> _Task details_
Would you transcribe all of the data exactly, down to the last character?
▬▬▬▬▬▬
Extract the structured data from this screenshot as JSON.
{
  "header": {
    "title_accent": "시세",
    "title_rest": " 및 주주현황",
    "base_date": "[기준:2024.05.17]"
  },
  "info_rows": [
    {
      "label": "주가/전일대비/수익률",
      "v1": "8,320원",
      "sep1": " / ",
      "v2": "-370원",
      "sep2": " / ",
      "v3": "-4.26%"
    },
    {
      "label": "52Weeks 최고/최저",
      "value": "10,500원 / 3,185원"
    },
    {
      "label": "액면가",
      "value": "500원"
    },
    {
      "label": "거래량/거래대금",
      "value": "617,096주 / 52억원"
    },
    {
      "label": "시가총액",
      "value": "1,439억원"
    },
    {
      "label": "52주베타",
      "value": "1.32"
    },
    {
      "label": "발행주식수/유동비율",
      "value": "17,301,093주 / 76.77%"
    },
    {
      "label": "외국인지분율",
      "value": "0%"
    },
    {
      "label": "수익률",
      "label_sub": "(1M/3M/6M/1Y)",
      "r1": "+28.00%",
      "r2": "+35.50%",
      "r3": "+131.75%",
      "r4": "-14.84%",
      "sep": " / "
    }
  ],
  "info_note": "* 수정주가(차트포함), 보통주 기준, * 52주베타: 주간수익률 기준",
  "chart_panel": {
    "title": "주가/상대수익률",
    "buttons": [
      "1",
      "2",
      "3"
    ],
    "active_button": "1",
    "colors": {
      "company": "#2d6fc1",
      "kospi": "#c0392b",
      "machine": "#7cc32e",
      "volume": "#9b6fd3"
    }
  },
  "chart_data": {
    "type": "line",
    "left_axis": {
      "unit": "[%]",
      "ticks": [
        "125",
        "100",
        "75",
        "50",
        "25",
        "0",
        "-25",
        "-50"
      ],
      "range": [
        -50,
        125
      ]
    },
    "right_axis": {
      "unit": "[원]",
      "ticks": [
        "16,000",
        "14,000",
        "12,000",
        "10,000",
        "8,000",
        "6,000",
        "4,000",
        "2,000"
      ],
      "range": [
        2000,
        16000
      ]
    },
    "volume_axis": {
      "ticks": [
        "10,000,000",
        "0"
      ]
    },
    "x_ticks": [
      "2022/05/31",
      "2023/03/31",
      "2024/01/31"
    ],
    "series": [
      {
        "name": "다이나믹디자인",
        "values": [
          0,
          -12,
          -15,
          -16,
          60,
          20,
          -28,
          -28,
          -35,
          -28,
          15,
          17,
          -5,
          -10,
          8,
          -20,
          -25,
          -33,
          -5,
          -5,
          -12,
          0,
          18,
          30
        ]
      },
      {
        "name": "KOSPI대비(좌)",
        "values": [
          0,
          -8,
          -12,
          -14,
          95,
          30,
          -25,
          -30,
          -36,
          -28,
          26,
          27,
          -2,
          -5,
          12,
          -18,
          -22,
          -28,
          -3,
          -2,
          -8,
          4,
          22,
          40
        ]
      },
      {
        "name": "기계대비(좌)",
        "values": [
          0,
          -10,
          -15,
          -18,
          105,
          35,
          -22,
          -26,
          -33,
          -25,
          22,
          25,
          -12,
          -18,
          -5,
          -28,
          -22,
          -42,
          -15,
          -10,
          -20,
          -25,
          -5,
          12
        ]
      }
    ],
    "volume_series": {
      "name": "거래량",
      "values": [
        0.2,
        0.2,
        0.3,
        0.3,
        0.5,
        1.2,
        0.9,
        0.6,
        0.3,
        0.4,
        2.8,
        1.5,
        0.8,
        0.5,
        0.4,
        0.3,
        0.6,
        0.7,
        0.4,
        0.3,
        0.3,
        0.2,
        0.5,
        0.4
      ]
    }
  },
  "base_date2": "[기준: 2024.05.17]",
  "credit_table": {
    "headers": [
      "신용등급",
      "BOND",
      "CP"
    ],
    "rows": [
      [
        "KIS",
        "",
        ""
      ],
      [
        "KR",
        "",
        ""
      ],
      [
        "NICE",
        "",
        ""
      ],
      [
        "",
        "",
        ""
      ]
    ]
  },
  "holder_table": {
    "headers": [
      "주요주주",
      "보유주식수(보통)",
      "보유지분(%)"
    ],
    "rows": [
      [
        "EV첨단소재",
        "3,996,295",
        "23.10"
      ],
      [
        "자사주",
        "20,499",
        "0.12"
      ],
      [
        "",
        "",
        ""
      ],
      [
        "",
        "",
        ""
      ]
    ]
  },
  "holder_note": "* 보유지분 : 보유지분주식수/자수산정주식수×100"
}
▬▬▬▬▬▬
> _The completed task_
Extract the structured data from this screenshot as JSON.
{
  "header": {
    "title_accent": "시세",
    "title_rest": " 및 주주현황",
    "base_date": "[기준:2024.05.17]"
  },
  "info_rows": [
    {
      "label": "주가/전일대비/수익률",
      "v1": "8,320원",
      "sep1": " / ",
      "v2": "-370원",
      "sep2": " / ",
      "v3": "-4.26%"
    },
    {
      "label": "52Weeks 최고/최저",
      "value": "10,500원 / 3,185원"
    },
    {
      "label": "액면가",
      "value": "500원"
    },
    {
      "label": "거래량/거래대금",
      "value": "617,096주 / 52억원"
    },
    {
      "label": "시가총액",
      "value": "1,439억원"
    },
    {
      "label": "52주베타",
      "value": "1.32"
    },
    {
      "label": "발행주식수/유동비율",
      "value": "17,301,093주 / 76.77%"
    },
    {
      "label": "외국인지분율",
      "value": "0%"
    },
    {
      "label": "수익률",
      "label_sub": "(1M/3M/6M/1Y)",
      "r1": "+28.00%",
      "r2": "+35.50%",
      "r3": "+131.75%",
      "r4": "-14.84%",
      "sep": " / "
    }
  ],
  "info_note": "* 수정주가(차트포함), 보통주 기준, * 52주베타: 주간수익률 기준",
  "chart_panel": {
    "title": "주가/상대수익률",
    "buttons": [
      "1",
      "2",
      "3"
    ],
    "active_button": "1",
    "colors": {
      "company": "#2d6fc1",
      "kospi": "#c0392b",
      "machine": "#7cc32e",
      "volume": "#9b6fd3"
    }
  },
  "chart_data": {
    "type": "line",
    "left_axis": {
      "unit": "[%]",
      "ticks": [
        "125",
        "100",
        "75",
        "50",
        "25",
        "0",
        "-25",
        "-50"
      ],
      "range": [
        -50,
        125
      ]
    },
    "right_axis": {
      "unit": "[원]",
      "ticks": [
        "16,000",
        "14,000",
        "12,000",
        "10,000",
        "8,000",
        "6,000",
        "4,000",
        "2,000"
      ],
      "range": [
        2000,
        16000
      ]
    },
    "volume_axis": {
      "ticks": [
        "10,000,000",
        "0"
      ]
    },
    "x_ticks": [
      "2022/05/31",
      "2023/03/31",
      "2024/01/31"
    ],
    "series": [
      {
        "name": "다이나믹디자인",
        "values": [
          0,
          -12,
          -15,
          -16,
          60,
          20,
          -28,
          -28,
          -35,
          -28,
          15,
          17,
          -5,
          -10,
          8,
          -20,
          -25,
          -33,
          -5,
          -5,
          -12,
          0,
          18,
          30
        ]
      },
      {
        "name": "KOSPI대비(좌)",
        "values": [
          0,
          -8,
          -12,
          -14,
          95,
          30,
          -25,
          -30,
          -36,
          -28,
          26,
          27,
          -2,
          -5,
          12,
          -18,
          -22,
          -28,
          -3,
          -2,
          -8,
          4,
          22,
          40
        ]
      },
      {
        "name": "기계대비(좌)",
        "values": [
          0,
          -10,
          -15,
          -18,
          105,
          35,
          -22,
          -26,
          -33,
          -25,
          22,
          25,
          -12,
          -18,
          -5,
          -28,
          -22,
          -42,
          -15,
          -10,
          -20,
          -25,
          -5,
          12
        ]
      }
    ],
    "volume_series": {
      "name": "거래량",
      "values": [
        0.2,
        0.2,
        0.3,
        0.3,
        0.5,
        1.2,
        0.9,
        0.6,
        0.3,
        0.4,
        2.8,
        1.5,
        0.8,
        0.5,
        0.4,
        0.3,
        0.6,
        0.7,
        0.4,
        0.3,
        0.3,
        0.2,
        0.5,
        0.4
      ]
    }
  },
  "base_date2": "[기준: 2024.05.17]",
  "credit_table": {
    "headers": [
      "신용등급",
      "BOND",
      "CP"
    ],
    "rows": [
      [
        "KIS",
        "",
        ""
      ],
      [
        "KR",
        "",
        ""
      ],
      [
        "NICE",
        "",
        ""
      ],
      [
        "",
        "",
        ""
      ]
    ]
  },
  "holder_table": {
    "headers": [
      "주요주주",
      "보유주식수(보통)",
      "보유지분(%)"
    ],
    "rows": [
      [
        "EV첨단소재",
        "3,996,295",
        "23.10"
      ],
      [
        "자사주",
        "20,499",
        "0.12"
      ],
      [
        "",
        "",
        ""
      ],
      [
        "",
        "",
        ""
      ]
    ]
  },
  "holder_note": "* 보유지분 : 보유지분주식수/자수산정주식수×100"
}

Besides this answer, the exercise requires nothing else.